(Una serie de registros)
****

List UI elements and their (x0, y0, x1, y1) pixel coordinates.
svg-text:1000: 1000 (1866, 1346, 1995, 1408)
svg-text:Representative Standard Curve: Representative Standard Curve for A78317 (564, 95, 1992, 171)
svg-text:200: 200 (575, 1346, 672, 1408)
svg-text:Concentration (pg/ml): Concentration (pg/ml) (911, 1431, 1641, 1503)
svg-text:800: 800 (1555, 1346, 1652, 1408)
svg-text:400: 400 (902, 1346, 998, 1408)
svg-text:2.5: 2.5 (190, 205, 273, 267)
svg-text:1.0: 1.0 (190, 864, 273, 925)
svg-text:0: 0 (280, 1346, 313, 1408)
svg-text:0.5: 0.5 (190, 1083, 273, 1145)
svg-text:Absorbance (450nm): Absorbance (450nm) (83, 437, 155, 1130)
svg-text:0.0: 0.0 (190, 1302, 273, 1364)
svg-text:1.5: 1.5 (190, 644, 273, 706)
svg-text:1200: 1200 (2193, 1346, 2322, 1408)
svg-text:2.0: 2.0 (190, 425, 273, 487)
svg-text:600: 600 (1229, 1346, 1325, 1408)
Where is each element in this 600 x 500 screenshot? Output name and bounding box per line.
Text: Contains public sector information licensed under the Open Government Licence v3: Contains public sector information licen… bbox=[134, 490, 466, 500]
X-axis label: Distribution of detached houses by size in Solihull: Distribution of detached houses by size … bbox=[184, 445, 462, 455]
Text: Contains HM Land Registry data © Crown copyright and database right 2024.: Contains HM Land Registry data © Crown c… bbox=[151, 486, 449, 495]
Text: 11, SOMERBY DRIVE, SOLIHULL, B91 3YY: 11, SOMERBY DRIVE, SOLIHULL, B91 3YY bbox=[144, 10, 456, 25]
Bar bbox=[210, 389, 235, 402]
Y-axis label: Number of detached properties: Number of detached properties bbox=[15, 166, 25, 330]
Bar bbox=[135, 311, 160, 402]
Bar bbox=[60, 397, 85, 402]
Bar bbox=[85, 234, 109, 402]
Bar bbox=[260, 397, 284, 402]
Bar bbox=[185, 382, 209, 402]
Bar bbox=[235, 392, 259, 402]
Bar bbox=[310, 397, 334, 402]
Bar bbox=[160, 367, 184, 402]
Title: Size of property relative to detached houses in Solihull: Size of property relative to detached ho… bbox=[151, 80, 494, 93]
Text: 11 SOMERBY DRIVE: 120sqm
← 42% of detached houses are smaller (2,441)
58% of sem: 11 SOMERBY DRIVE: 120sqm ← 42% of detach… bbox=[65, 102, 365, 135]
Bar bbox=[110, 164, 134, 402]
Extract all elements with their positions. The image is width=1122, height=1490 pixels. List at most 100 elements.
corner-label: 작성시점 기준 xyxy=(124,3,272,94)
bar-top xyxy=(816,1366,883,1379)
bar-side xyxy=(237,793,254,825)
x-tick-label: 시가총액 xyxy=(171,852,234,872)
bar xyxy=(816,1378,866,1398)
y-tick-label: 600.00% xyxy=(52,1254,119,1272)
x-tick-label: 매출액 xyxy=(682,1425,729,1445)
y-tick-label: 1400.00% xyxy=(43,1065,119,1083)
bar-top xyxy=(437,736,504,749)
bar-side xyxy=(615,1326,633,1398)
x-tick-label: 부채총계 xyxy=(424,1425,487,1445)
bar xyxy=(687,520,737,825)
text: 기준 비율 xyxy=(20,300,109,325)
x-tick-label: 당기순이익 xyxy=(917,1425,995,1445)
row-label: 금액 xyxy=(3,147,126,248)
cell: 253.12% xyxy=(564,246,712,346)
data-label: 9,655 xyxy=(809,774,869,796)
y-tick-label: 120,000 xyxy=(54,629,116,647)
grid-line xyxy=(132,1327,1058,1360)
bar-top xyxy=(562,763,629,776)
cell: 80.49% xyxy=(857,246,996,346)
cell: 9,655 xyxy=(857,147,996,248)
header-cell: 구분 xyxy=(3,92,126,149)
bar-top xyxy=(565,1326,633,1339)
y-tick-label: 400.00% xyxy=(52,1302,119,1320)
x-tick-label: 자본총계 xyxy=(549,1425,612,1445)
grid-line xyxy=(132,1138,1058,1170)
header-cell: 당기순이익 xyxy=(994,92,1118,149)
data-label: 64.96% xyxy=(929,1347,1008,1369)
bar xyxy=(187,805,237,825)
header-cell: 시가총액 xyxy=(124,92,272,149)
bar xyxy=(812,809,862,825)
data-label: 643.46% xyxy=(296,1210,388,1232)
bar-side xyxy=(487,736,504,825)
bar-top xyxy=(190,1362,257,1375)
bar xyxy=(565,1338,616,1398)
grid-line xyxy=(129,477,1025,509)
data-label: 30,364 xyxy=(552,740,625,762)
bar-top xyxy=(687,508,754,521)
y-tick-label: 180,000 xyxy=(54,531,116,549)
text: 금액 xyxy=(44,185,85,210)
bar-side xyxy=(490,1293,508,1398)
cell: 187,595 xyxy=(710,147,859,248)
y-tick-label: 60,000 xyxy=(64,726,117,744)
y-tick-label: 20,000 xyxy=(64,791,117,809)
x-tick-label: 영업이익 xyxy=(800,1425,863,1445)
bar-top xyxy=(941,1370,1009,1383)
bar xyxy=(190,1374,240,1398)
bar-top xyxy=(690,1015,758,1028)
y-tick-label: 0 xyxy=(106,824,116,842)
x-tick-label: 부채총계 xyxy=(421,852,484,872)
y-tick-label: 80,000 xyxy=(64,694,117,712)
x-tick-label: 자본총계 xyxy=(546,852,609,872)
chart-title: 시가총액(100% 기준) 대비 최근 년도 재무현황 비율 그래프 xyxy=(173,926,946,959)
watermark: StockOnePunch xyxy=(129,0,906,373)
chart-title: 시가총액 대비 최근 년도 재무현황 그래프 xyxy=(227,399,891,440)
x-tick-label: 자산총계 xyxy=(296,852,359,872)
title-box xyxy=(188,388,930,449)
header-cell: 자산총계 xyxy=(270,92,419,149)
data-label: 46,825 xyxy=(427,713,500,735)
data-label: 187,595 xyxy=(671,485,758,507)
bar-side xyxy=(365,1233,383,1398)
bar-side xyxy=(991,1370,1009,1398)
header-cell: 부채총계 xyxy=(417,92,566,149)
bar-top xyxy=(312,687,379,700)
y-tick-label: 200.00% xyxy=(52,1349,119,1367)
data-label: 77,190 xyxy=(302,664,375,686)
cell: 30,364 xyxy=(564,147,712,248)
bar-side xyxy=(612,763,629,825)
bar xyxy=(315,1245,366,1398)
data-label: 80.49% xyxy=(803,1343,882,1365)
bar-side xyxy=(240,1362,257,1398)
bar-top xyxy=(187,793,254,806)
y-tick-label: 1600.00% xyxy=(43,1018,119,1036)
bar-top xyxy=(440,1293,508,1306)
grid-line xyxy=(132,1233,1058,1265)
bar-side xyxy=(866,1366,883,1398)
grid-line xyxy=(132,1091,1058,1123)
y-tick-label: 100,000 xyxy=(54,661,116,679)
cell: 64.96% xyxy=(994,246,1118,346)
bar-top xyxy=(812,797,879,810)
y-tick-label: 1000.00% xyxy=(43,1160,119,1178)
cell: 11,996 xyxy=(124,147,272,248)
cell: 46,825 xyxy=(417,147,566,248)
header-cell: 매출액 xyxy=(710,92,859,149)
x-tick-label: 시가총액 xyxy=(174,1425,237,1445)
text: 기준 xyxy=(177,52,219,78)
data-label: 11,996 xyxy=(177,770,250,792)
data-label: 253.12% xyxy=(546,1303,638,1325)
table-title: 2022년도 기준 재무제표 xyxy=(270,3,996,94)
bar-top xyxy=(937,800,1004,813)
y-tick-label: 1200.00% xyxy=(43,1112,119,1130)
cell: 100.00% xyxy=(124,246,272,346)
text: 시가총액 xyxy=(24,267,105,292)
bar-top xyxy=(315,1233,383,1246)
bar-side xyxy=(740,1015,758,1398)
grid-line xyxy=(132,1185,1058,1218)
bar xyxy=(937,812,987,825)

****

• [Lo que se pide]
Reproduce sin cambios las líneas del material desde la primera hasta la que contiene "Text: 11 SOMERBY DRIVE: 120sqm", ambas incluidas.

• [Respuesta del ejercicio]
List UI elements and their (x0, y0, x1, y1) pixel coordinates.
svg-text:1000: 1000 (1866, 1346, 1995, 1408)
svg-text:Representative Standard Curve: Representative Standard Curve for A78317 (564, 95, 1992, 171)
svg-text:200: 200 (575, 1346, 672, 1408)
svg-text:Concentration (pg/ml): Concentration (pg/ml) (911, 1431, 1641, 1503)
svg-text:800: 800 (1555, 1346, 1652, 1408)
svg-text:400: 400 (902, 1346, 998, 1408)
svg-text:2.5: 2.5 (190, 205, 273, 267)
svg-text:1.0: 1.0 (190, 864, 273, 925)
svg-text:0: 0 (280, 1346, 313, 1408)
svg-text:0.5: 0.5 (190, 1083, 273, 1145)
svg-text:Absorbance (450nm): Absorbance (450nm) (83, 437, 155, 1130)
svg-text:0.0: 0.0 (190, 1302, 273, 1364)
svg-text:1.5: 1.5 (190, 644, 273, 706)
svg-text:1200: 1200 (2193, 1346, 2322, 1408)
svg-text:2.0: 2.0 (190, 425, 273, 487)
svg-text:600: 600 (1229, 1346, 1325, 1408)
Where is each element in this 600 x 500 screenshot? Output name and bounding box per line.
Text: Contains public sector information licensed under the Open Government Licence v3: Contains public sector information licen… bbox=[134, 490, 466, 500]
X-axis label: Distribution of detached houses by size in Solihull: Distribution of detached houses by size … bbox=[184, 445, 462, 455]
Text: Contains HM Land Registry data © Crown copyright and database right 2024.: Contains HM Land Registry data © Crown c… bbox=[151, 486, 449, 495]
Text: 11, SOMERBY DRIVE, SOLIHULL, B91 3YY: 11, SOMERBY DRIVE, SOLIHULL, B91 3YY bbox=[144, 10, 456, 25]
Bar bbox=[210, 389, 235, 402]
Y-axis label: Number of detached properties: Number of detached properties bbox=[15, 166, 25, 330]
Bar bbox=[135, 311, 160, 402]
Bar bbox=[60, 397, 85, 402]
Bar bbox=[85, 234, 109, 402]
Bar bbox=[260, 397, 284, 402]
Bar bbox=[185, 382, 209, 402]
Bar bbox=[235, 392, 259, 402]
Bar bbox=[310, 397, 334, 402]
Bar bbox=[160, 367, 184, 402]
Title: Size of property relative to detached houses in Solihull: Size of property relative to detached ho… bbox=[151, 80, 494, 93]
Text: 11 SOMERBY DRIVE: 120sqm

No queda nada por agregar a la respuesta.